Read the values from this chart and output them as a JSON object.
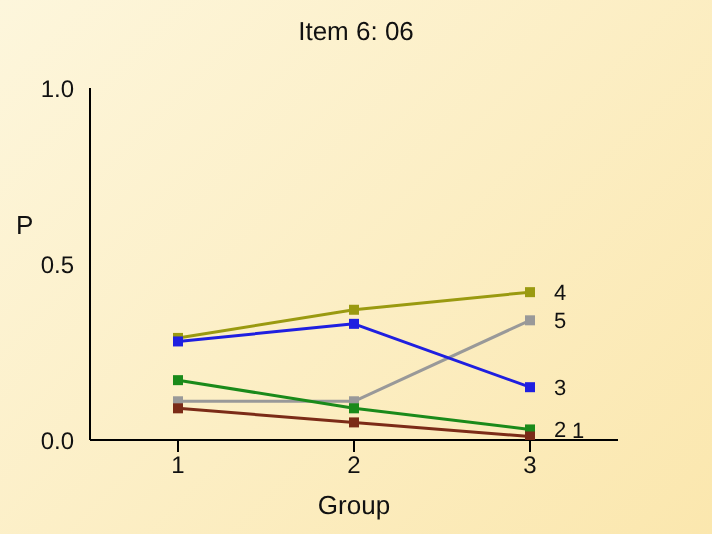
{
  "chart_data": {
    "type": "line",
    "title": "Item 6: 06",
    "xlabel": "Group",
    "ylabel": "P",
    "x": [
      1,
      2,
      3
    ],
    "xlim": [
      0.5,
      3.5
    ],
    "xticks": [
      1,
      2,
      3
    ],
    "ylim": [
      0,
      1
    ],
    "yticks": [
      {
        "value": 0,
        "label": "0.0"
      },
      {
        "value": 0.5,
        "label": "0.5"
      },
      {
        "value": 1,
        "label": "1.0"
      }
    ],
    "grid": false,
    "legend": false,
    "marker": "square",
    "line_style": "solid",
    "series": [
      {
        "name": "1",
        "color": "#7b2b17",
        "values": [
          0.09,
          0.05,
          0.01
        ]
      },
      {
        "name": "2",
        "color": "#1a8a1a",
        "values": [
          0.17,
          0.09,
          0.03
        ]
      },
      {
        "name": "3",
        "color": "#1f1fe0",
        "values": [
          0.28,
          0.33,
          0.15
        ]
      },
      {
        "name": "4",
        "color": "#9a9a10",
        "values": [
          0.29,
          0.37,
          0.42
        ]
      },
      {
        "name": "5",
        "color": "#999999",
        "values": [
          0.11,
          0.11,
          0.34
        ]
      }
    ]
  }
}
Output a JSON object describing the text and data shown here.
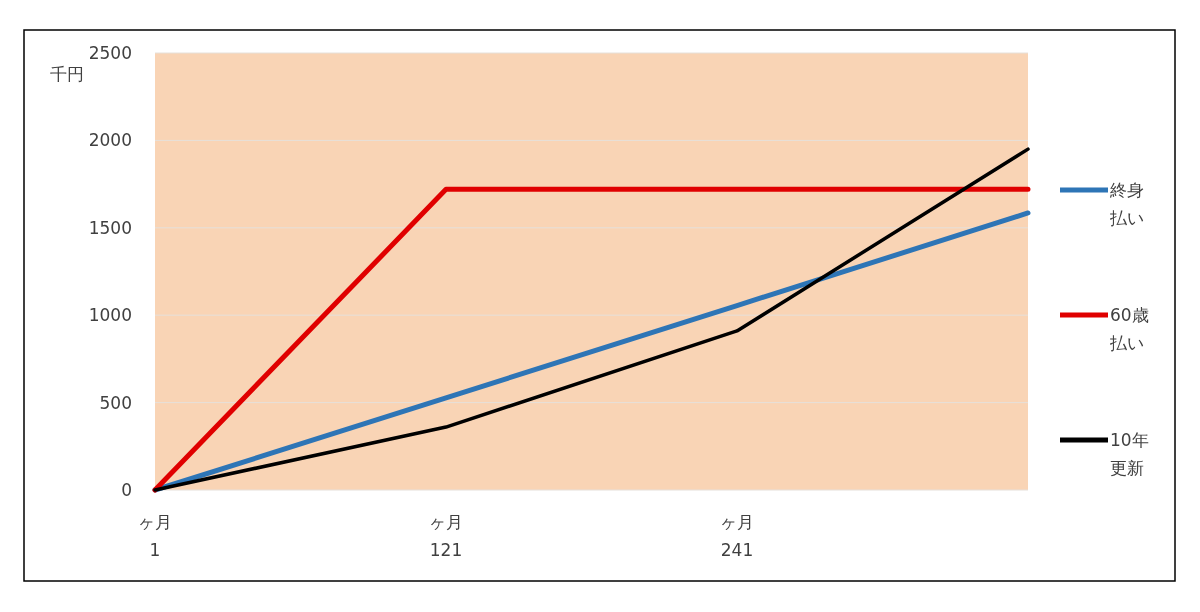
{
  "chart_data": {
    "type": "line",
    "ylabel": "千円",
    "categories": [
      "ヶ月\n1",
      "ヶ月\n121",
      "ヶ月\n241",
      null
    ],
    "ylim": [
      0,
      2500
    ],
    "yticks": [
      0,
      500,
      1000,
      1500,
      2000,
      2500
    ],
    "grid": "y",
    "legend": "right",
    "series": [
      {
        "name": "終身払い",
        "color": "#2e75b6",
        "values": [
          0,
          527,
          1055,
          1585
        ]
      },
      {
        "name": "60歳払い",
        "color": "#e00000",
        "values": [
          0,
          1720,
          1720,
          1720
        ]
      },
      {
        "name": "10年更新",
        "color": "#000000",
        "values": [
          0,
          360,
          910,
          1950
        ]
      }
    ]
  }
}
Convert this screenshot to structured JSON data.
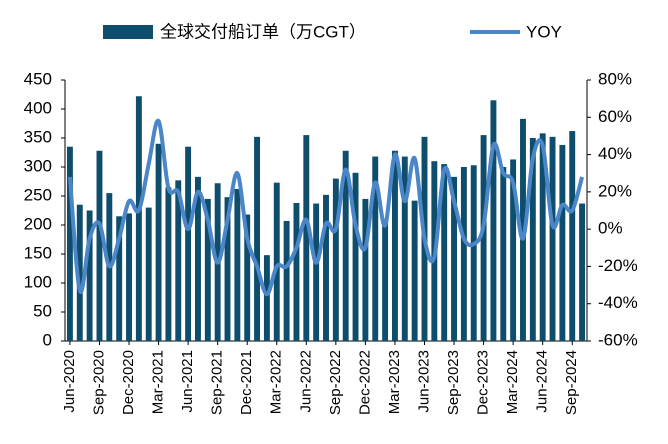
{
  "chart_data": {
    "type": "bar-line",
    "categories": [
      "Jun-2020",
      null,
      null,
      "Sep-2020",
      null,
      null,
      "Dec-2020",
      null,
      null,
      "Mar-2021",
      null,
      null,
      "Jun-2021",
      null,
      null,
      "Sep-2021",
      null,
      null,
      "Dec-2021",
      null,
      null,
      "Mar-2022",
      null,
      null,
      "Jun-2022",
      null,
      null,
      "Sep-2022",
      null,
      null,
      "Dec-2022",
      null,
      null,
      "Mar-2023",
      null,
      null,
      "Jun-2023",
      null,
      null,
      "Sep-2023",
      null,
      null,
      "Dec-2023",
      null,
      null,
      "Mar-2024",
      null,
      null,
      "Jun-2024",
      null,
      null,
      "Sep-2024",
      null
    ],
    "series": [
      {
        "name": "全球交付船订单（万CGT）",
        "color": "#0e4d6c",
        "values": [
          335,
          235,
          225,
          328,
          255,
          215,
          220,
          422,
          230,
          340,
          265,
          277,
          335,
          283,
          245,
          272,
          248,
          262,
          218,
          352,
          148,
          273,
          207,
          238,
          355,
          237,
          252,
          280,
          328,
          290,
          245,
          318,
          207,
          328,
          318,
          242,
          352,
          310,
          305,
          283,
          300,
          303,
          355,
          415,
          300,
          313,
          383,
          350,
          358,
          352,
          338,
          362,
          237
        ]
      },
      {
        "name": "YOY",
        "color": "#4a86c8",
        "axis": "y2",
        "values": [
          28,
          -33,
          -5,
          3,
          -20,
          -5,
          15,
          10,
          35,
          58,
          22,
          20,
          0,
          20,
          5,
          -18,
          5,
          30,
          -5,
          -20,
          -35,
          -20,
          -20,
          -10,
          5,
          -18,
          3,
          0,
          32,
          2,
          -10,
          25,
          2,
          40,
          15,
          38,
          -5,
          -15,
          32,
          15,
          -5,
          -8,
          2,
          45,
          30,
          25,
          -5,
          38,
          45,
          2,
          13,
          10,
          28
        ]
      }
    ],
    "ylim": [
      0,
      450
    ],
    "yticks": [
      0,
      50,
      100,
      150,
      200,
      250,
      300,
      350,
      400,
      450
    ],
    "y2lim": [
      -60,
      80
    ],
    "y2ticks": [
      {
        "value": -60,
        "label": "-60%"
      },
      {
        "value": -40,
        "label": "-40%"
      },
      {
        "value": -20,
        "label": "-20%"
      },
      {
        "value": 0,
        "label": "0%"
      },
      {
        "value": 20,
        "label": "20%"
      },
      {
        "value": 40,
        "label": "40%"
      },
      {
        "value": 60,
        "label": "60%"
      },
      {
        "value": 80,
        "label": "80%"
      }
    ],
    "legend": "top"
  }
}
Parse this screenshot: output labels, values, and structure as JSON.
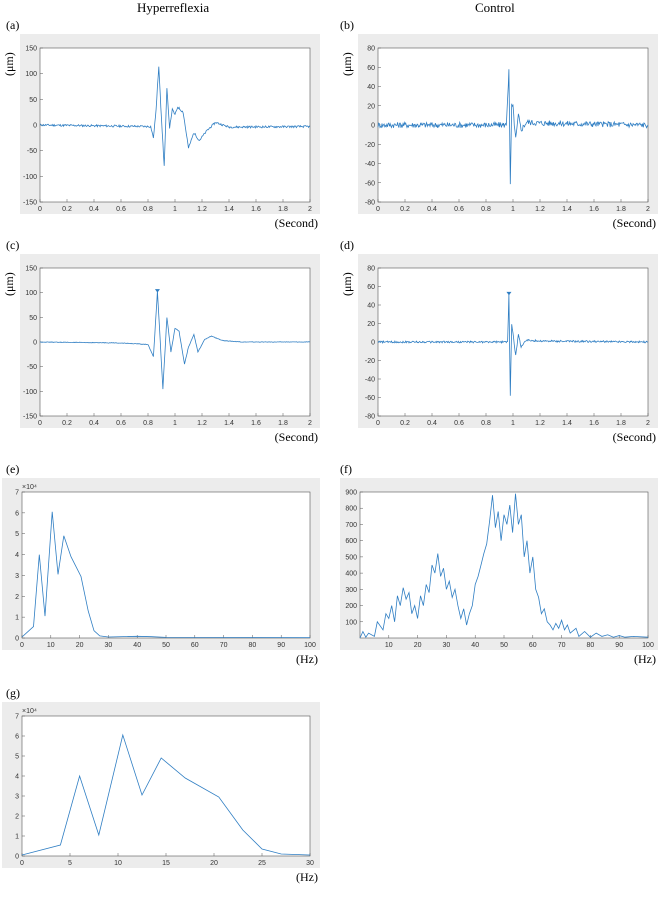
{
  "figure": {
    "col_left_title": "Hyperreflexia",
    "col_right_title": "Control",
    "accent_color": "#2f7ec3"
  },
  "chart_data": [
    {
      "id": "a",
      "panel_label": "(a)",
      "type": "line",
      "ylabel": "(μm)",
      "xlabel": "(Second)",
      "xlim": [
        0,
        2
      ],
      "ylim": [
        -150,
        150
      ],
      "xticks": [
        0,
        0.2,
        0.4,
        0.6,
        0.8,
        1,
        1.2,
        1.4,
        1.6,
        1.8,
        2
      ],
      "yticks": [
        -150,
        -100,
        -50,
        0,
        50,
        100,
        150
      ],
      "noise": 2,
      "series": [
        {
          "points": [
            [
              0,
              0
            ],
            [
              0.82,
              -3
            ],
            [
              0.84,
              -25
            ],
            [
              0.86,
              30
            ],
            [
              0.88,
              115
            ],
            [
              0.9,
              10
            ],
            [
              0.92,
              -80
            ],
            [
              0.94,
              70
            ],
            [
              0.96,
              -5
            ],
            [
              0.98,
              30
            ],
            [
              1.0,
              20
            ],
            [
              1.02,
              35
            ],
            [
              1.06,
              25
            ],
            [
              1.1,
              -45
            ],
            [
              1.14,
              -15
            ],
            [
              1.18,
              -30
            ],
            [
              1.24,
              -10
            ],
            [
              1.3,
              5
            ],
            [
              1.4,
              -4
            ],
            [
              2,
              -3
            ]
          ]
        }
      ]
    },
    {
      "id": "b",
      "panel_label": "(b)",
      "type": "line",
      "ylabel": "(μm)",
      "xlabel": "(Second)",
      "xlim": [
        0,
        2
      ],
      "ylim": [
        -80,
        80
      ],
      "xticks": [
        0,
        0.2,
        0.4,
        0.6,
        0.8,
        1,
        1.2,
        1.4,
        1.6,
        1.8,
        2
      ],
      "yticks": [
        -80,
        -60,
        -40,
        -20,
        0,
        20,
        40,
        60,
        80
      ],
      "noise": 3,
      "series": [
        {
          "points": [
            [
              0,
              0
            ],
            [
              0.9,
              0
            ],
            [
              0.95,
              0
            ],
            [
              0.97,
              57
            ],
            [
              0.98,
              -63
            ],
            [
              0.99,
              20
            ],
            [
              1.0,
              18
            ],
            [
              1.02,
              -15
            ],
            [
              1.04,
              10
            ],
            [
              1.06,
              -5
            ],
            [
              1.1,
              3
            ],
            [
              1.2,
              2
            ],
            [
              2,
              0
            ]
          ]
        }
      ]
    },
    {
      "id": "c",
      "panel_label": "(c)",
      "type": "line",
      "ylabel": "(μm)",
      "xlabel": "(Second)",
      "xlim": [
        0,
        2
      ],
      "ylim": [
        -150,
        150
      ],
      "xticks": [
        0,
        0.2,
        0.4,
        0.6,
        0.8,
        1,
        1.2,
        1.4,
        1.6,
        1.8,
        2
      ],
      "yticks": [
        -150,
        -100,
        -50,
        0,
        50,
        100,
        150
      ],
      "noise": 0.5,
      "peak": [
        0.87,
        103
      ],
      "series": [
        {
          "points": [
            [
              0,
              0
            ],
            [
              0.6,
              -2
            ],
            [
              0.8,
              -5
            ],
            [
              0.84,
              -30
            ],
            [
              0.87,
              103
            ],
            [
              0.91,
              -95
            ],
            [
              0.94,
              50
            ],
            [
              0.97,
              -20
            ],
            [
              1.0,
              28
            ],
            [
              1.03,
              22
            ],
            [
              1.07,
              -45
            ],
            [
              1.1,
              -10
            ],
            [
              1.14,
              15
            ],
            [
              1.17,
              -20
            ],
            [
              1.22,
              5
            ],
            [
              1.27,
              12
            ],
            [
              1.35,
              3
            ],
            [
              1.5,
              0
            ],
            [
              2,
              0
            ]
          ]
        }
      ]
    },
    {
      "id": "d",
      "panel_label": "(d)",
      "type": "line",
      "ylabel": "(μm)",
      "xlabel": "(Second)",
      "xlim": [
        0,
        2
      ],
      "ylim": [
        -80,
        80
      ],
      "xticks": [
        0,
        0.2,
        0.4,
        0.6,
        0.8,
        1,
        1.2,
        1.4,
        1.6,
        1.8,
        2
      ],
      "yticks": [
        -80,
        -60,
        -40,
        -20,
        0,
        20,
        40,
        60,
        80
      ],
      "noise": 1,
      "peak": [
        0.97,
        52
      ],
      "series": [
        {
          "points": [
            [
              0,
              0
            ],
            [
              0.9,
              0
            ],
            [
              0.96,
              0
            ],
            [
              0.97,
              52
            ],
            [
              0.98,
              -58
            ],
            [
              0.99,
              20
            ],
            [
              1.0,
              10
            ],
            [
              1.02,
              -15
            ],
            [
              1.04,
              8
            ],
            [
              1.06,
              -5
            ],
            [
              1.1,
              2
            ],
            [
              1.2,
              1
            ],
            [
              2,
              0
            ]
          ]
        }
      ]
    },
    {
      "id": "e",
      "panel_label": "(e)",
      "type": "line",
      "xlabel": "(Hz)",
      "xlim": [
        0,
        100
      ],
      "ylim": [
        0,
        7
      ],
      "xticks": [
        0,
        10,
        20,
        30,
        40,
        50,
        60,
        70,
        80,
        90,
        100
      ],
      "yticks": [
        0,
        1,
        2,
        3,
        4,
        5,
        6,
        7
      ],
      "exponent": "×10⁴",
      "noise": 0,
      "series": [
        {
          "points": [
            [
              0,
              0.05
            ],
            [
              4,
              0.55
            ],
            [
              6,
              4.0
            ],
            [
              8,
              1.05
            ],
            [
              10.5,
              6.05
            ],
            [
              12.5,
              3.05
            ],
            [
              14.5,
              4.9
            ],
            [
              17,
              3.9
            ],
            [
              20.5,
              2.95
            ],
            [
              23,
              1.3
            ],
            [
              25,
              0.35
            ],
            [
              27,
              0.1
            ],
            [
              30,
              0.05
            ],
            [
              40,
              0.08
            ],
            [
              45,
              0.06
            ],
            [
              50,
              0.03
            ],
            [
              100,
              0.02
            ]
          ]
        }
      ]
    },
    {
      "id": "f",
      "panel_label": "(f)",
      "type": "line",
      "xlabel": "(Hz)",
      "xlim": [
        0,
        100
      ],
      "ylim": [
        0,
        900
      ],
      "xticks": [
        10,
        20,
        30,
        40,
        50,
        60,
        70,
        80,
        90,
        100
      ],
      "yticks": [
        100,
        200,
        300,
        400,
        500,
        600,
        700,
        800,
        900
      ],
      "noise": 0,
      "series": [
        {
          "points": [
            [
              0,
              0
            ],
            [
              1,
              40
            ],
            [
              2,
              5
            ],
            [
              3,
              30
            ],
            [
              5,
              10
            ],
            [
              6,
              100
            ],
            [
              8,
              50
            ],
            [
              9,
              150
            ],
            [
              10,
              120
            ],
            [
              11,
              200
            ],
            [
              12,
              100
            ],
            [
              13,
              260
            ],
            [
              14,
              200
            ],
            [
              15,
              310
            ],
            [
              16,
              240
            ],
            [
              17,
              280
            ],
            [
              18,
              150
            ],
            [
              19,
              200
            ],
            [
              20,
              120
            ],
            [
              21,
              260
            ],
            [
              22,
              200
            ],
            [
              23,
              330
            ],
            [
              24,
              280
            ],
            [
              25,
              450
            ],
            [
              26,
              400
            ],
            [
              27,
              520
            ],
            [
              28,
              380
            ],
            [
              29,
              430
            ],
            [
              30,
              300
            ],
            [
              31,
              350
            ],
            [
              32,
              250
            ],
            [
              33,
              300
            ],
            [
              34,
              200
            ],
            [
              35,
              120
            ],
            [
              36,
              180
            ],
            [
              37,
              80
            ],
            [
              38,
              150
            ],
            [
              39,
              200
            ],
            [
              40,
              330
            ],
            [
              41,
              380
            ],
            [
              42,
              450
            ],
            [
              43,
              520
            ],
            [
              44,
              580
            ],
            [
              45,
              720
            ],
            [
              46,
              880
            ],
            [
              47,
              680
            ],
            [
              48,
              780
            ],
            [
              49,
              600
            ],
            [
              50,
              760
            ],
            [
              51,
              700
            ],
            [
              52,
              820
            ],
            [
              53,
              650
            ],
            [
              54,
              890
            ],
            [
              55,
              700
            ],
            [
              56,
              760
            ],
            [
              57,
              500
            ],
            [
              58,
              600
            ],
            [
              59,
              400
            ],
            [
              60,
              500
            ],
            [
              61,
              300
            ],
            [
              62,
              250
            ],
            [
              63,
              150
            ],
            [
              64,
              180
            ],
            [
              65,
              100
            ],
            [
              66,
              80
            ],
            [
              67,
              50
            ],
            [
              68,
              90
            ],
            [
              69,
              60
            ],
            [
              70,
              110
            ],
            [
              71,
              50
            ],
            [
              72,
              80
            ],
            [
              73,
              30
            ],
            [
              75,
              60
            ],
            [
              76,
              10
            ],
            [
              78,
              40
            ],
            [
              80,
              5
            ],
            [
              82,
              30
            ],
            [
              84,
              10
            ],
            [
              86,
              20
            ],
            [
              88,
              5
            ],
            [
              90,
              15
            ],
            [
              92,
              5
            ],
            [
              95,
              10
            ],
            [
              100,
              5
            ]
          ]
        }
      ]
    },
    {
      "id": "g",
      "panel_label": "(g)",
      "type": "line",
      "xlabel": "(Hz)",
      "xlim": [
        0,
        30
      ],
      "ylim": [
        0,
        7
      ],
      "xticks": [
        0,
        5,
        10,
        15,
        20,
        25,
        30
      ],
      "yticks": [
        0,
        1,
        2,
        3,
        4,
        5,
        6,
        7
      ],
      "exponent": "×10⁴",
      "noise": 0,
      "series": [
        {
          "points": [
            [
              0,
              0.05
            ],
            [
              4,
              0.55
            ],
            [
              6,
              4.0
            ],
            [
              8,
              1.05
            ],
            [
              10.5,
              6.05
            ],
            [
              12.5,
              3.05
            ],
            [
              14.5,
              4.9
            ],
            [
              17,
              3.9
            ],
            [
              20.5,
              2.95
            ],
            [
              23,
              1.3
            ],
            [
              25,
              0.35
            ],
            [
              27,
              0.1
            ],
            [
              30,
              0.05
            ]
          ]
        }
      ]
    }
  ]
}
---
Aim of the exercise - Search the lines for the string "JSON" and copy every line that has it.

Answer in full -
Read the values from this chart and output them as a JSON object.
Output a JSON object describing the text and data shown here.
Convert this screenshot to structured JSON data.
Parse this screenshot: output labels, values, and structure as JSON.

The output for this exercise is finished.